All entries are to be quoted exactly; the images stay out of the copy.

·····

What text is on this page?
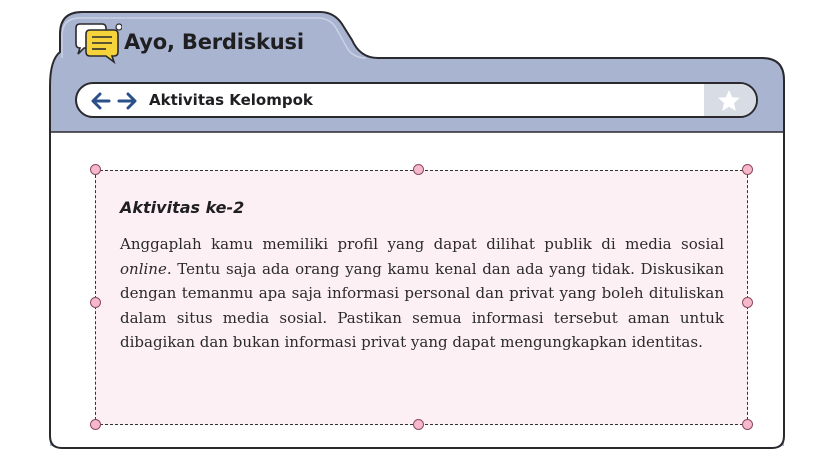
Ayo, Berdiskusi
Aktivitas Kelompok
Aktivitas ke-2

Anggaplah kamu memiliki profil yang dapat dilihat publik di media sosial online. Tentu saja ada orang yang kamu kenal dan ada yang tidak. Diskusikan dengan temanmu apa saja informasi personal dan privat yang boleh dituliskan dalam situs media sosial. Pastikan semua informasi tersebut aman untuk dibagikan dan bukan informasi privat yang dapat mengungkapkan identitas.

·····

▸ **FINAL ANSWER**:
What text is on this page?
Ayo, Berdiskusi
Aktivitas Kelompok
Aktivitas ke-2

Anggaplah kamu memiliki profil yang dapat dilihat publik di media sosial online. Tentu saja ada orang yang kamu kenal dan ada yang tidak. Diskusikan dengan temanmu apa saja informasi personal dan privat yang boleh dituliskan dalam situs media sosial. Pastikan semua informasi tersebut aman untuk dibagikan dan bukan informasi privat yang dapat mengungkapkan identitas.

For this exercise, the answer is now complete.